> [Stated task] Quote the records that follow in full and exactly; leave out the pictures.

> [Material to process]
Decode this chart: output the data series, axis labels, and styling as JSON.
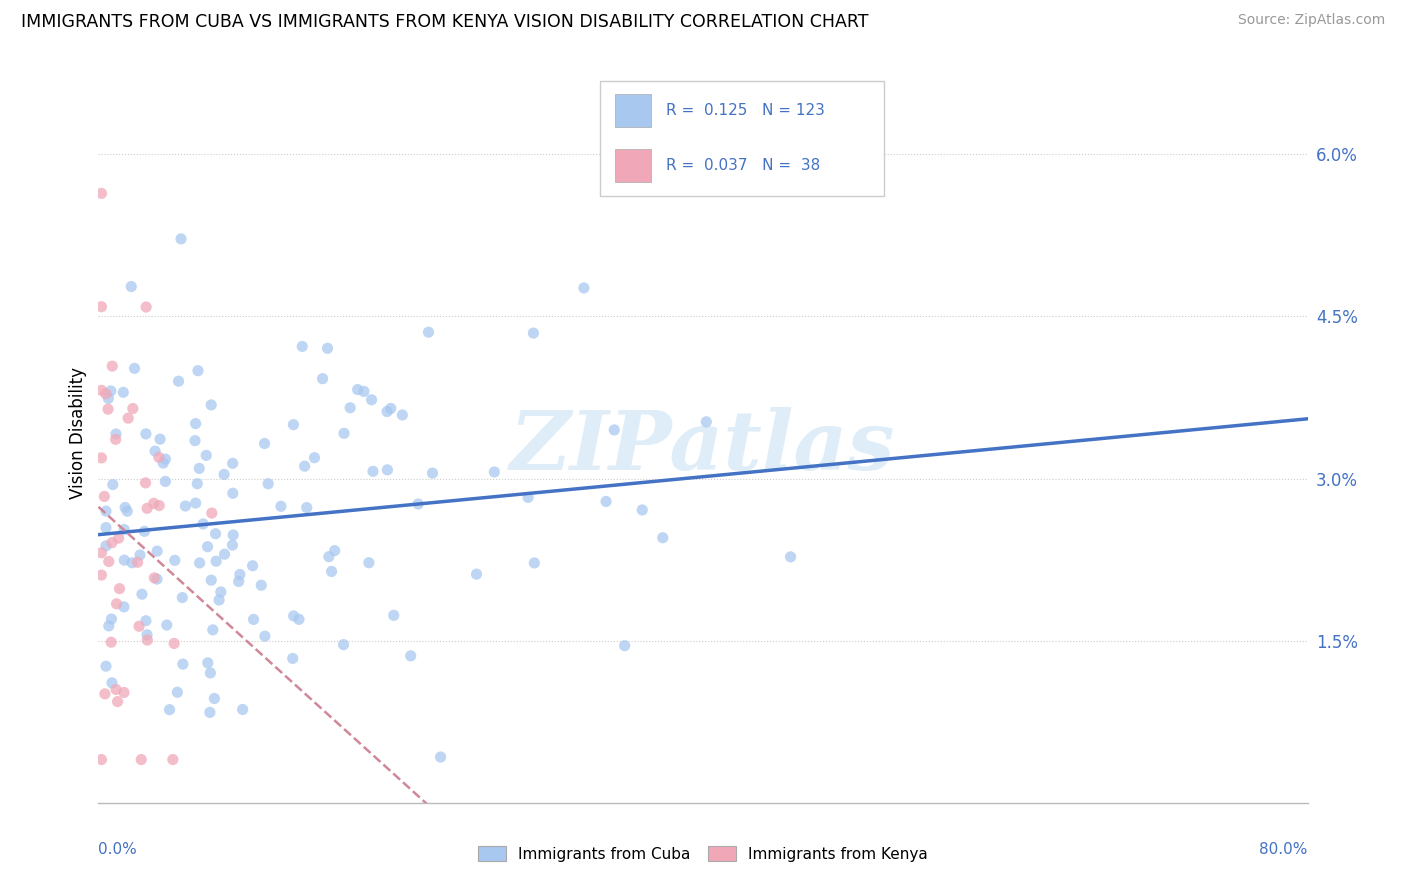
{
  "title": "IMMIGRANTS FROM CUBA VS IMMIGRANTS FROM KENYA VISION DISABILITY CORRELATION CHART",
  "source": "Source: ZipAtlas.com",
  "ylabel": "Vision Disability",
  "watermark": "ZIPatlas",
  "R_cuba": 0.125,
  "N_cuba": 123,
  "R_kenya": 0.037,
  "N_kenya": 38,
  "color_cuba": "#a8c8f0",
  "color_kenya": "#f0a8b8",
  "color_text_blue": "#4472C4",
  "color_line_cuba": "#4472C4",
  "color_line_kenya": "#d08898",
  "xlim": [
    0.0,
    0.8
  ],
  "ylim": [
    0.0,
    0.0685
  ],
  "yticks": [
    0.015,
    0.03,
    0.045,
    0.06
  ],
  "ytick_labels": [
    "1.5%",
    "3.0%",
    "4.5%",
    "6.0%"
  ],
  "legend_R_cuba": "0.125",
  "legend_N_cuba": "123",
  "legend_R_kenya": "0.037",
  "legend_N_kenya": "38"
}
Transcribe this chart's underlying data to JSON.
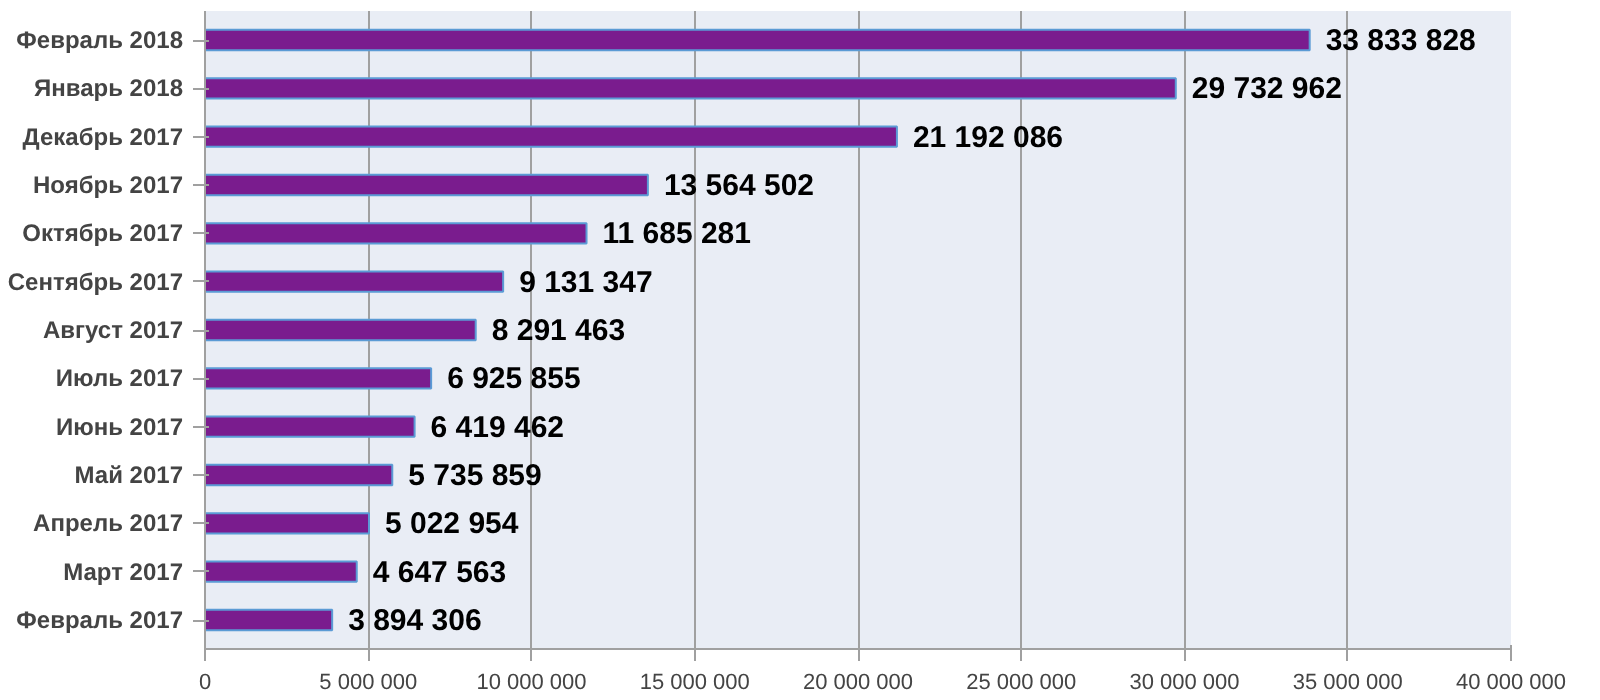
{
  "chart_data": {
    "type": "bar",
    "orientation": "horizontal",
    "categories": [
      "Февраль 2018",
      "Январь 2018",
      "Декабрь 2017",
      "Ноябрь 2017",
      "Октябрь 2017",
      "Сентябрь 2017",
      "Август 2017",
      "Июль 2017",
      "Июнь 2017",
      "Май 2017",
      "Апрель 2017",
      "Март 2017",
      "Февраль 2017"
    ],
    "values": [
      33833828,
      29732962,
      21192086,
      13564502,
      11685281,
      9131347,
      8291463,
      6925855,
      6419462,
      5735859,
      5022954,
      4647563,
      3894306
    ],
    "value_labels": [
      "33 833 828",
      "29 732 962",
      "21 192 086",
      "13 564 502",
      "11 685 281",
      "9 131 347",
      "8 291 463",
      "6 925 855",
      "6 419 462",
      "5 735 859",
      "5 022 954",
      "4 647 563",
      "3 894 306"
    ],
    "color": "#7a1c8e",
    "xlim": [
      0,
      40000000
    ],
    "xticks": [
      0,
      {
        "value": 5000000,
        "label": "5 000 000"
      },
      {
        "value": 10000000,
        "label": "10 000 000"
      },
      {
        "value": 15000000,
        "label": "15 000 000"
      },
      {
        "value": 20000000,
        "label": "20 000 000"
      },
      {
        "value": 25000000,
        "label": "25 000 000"
      },
      {
        "value": 30000000,
        "label": "30 000 000"
      },
      {
        "value": 35000000,
        "label": "35 000 000"
      },
      {
        "value": 40000000,
        "label": "40 000 000"
      }
    ],
    "grid": "x"
  }
}
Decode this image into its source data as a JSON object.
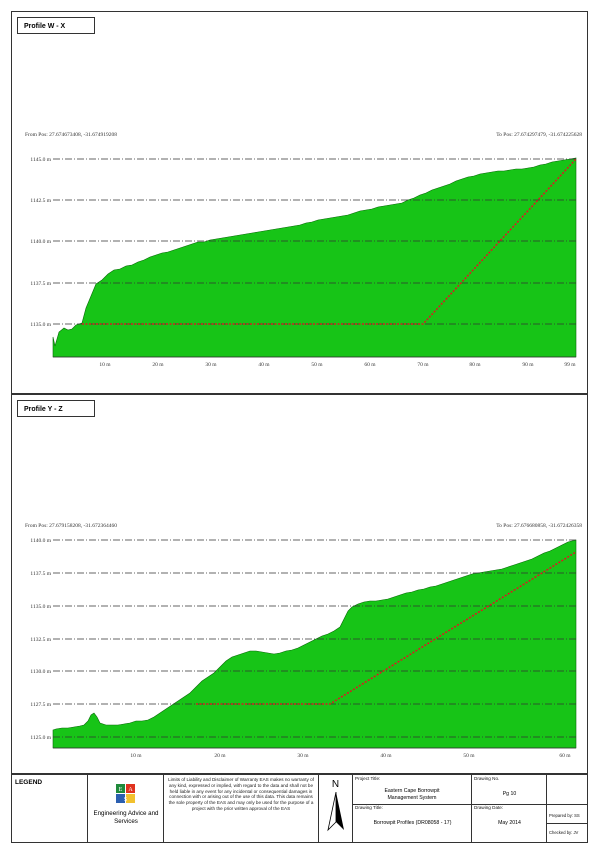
{
  "profiles": [
    {
      "title": "Profile W - X",
      "from_pos": "From Pos: 27.674673408, -31.674919208",
      "to_pos": "To Pos: 27.674297479, -31.674225628",
      "y_labels": [
        "1145.0 m",
        "1142.5 m",
        "1140.0 m",
        "1137.5 m",
        "1135.0 m"
      ],
      "x_labels": [
        "10 m",
        "20 m",
        "30 m",
        "40 m",
        "50 m",
        "60 m",
        "70 m",
        "80 m",
        "90 m",
        "99 m"
      ],
      "terrain_color": "#17c417",
      "line_color": "#d42020"
    },
    {
      "title": "Profile Y - Z",
      "from_pos": "From Pos: 27.679158208, -31.672364460",
      "to_pos": "To Pos: 27.676680858, -31.672426358",
      "y_labels": [
        "1140.0 m",
        "1137.5 m",
        "1135.0 m",
        "1132.5 m",
        "1130.0 m",
        "1127.5 m",
        "1125.0 m"
      ],
      "x_labels": [
        "10 m",
        "20 m",
        "30 m",
        "40 m",
        "50 m",
        "60 m"
      ],
      "terrain_color": "#17c417",
      "line_color": "#d42020"
    }
  ],
  "title_block": {
    "legend": "LEGEND",
    "company": "Engineering Advice and Services",
    "disclaimer": "Limits of Liability and Disclaimer of Warranty EAS makes no warranty of any kind, expressed or implied, with regard to the data and shall not be held liable in any event for any incidental or consequential damages in connection with or arising out of the use of this data. This data remains the sole property of the EAS and may only be used for the purpose of a project with the prior written approval of the EAS",
    "north": "N",
    "project_title_label": "Project Title:",
    "project_title": "Eastern Cape Borrowpit Management System",
    "drawing_title_label": "Drawing Title:",
    "drawing_title": "Borrowpit Profiles (DR08058 - 17)",
    "drawing_no_label": "Drawing No.",
    "drawing_no": "Pg 10",
    "drawing_date_label": "Drawing Date:",
    "drawing_date": "May 2014",
    "prepared_by": "Prepared by: SS",
    "checked_by": "Checked by: JV"
  }
}
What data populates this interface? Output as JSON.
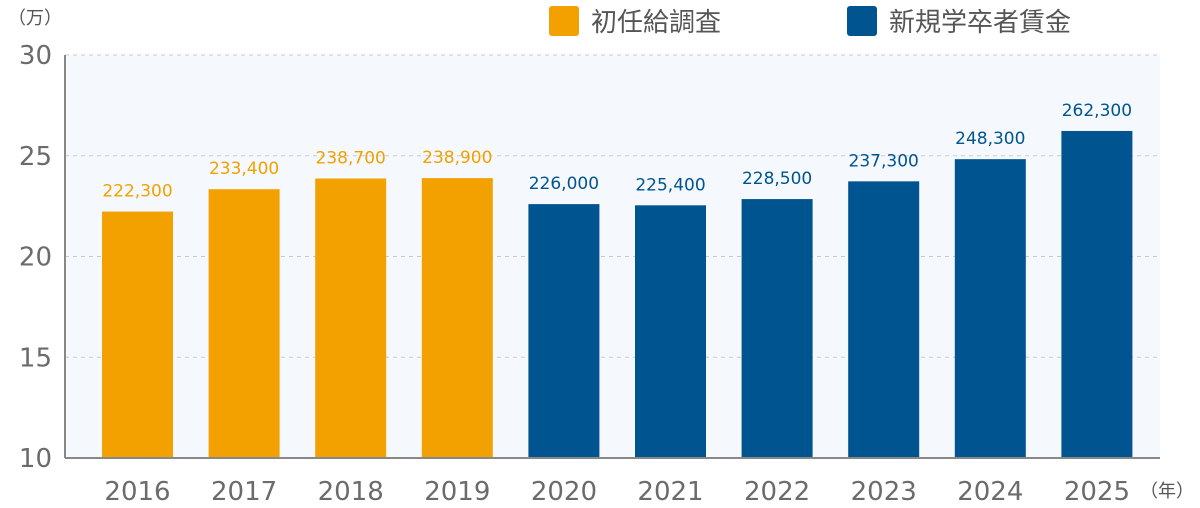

> [Result for this task]
Decode this chart: output the data series, axis labels, and styling as JSON.
{
  "title": "IMMIGRANTS FROM CUBA VS IMMIGRANTS FROM KENYA VISION DISABILITY CORRELATION CHART",
  "source": "Source: ZipAtlas.com",
  "ylabel": "Vision Disability",
  "watermark": "ZIPatlas",
  "R_cuba": 0.125,
  "N_cuba": 123,
  "R_kenya": 0.037,
  "N_kenya": 38,
  "color_cuba": "#a8c8f0",
  "color_kenya": "#f0a8b8",
  "color_text_blue": "#4472C4",
  "color_line_cuba": "#4472C4",
  "color_line_kenya": "#d08898",
  "xlim": [
    0.0,
    0.8
  ],
  "ylim": [
    0.0,
    0.0685
  ],
  "yticks": [
    0.015,
    0.03,
    0.045,
    0.06
  ],
  "ytick_labels": [
    "1.5%",
    "3.0%",
    "4.5%",
    "6.0%"
  ],
  "legend_R_cuba": "0.125",
  "legend_N_cuba": "123",
  "legend_R_kenya": "0.037",
  "legend_N_kenya": "38"
}
Transcribe this chart's underlying data to JSON.
{
  "chart_data": {
    "type": "bar",
    "orientation": "horizontal",
    "categories": [
      "Февраль 2018",
      "Январь 2018",
      "Декабрь 2017",
      "Ноябрь 2017",
      "Октябрь 2017",
      "Сентябрь 2017",
      "Август 2017",
      "Июль 2017",
      "Июнь 2017",
      "Май 2017",
      "Апрель 2017",
      "Март 2017",
      "Февраль 2017"
    ],
    "values": [
      33833828,
      29732962,
      21192086,
      13564502,
      11685281,
      9131347,
      8291463,
      6925855,
      6419462,
      5735859,
      5022954,
      4647563,
      3894306
    ],
    "value_labels": [
      "33 833 828",
      "29 732 962",
      "21 192 086",
      "13 564 502",
      "11 685 281",
      "9 131 347",
      "8 291 463",
      "6 925 855",
      "6 419 462",
      "5 735 859",
      "5 022 954",
      "4 647 563",
      "3 894 306"
    ],
    "color": "#7a1c8e",
    "xlim": [
      0,
      40000000
    ],
    "xticks": [
      0,
      {
        "value": 5000000,
        "label": "5 000 000"
      },
      {
        "value": 10000000,
        "label": "10 000 000"
      },
      {
        "value": 15000000,
        "label": "15 000 000"
      },
      {
        "value": 20000000,
        "label": "20 000 000"
      },
      {
        "value": 25000000,
        "label": "25 000 000"
      },
      {
        "value": 30000000,
        "label": "30 000 000"
      },
      {
        "value": 35000000,
        "label": "35 000 000"
      },
      {
        "value": 40000000,
        "label": "40 000 000"
      }
    ],
    "grid": "x"
  }
}
Decode this image into its source data as a JSON object.
{
  "profiles": [
    {
      "title": "Profile W - X",
      "from_pos": "From Pos: 27.674673408, -31.674919208",
      "to_pos": "To Pos: 27.674297479, -31.674225628",
      "y_labels": [
        "1145.0 m",
        "1142.5 m",
        "1140.0 m",
        "1137.5 m",
        "1135.0 m"
      ],
      "x_labels": [
        "10 m",
        "20 m",
        "30 m",
        "40 m",
        "50 m",
        "60 m",
        "70 m",
        "80 m",
        "90 m",
        "99 m"
      ],
      "terrain_color": "#17c417",
      "line_color": "#d42020"
    },
    {
      "title": "Profile Y - Z",
      "from_pos": "From Pos: 27.679158208, -31.672364460",
      "to_pos": "To Pos: 27.676680858, -31.672426358",
      "y_labels": [
        "1140.0 m",
        "1137.5 m",
        "1135.0 m",
        "1132.5 m",
        "1130.0 m",
        "1127.5 m",
        "1125.0 m"
      ],
      "x_labels": [
        "10 m",
        "20 m",
        "30 m",
        "40 m",
        "50 m",
        "60 m"
      ],
      "terrain_color": "#17c417",
      "line_color": "#d42020"
    }
  ],
  "title_block": {
    "legend": "LEGEND",
    "company": "Engineering Advice and Services",
    "disclaimer": "Limits of Liability and Disclaimer of Warranty EAS makes no warranty of any kind, expressed or implied, with regard to the data and shall not be held liable in any event for any incidental or consequential damages in connection with or arising out of the use of this data. This data remains the sole property of the EAS and may only be used for the purpose of a project with the prior written approval of the EAS",
    "north": "N",
    "project_title_label": "Project Title:",
    "project_title": "Eastern Cape Borrowpit Management System",
    "drawing_title_label": "Drawing Title:",
    "drawing_title": "Borrowpit Profiles (DR08058 - 17)",
    "drawing_no_label": "Drawing No.",
    "drawing_no": "Pg 10",
    "drawing_date_label": "Drawing Date:",
    "drawing_date": "May 2014",
    "prepared_by": "Prepared by: SS",
    "checked_by": "Checked by: JV"
  }
}
What data populates this interface? Output as JSON.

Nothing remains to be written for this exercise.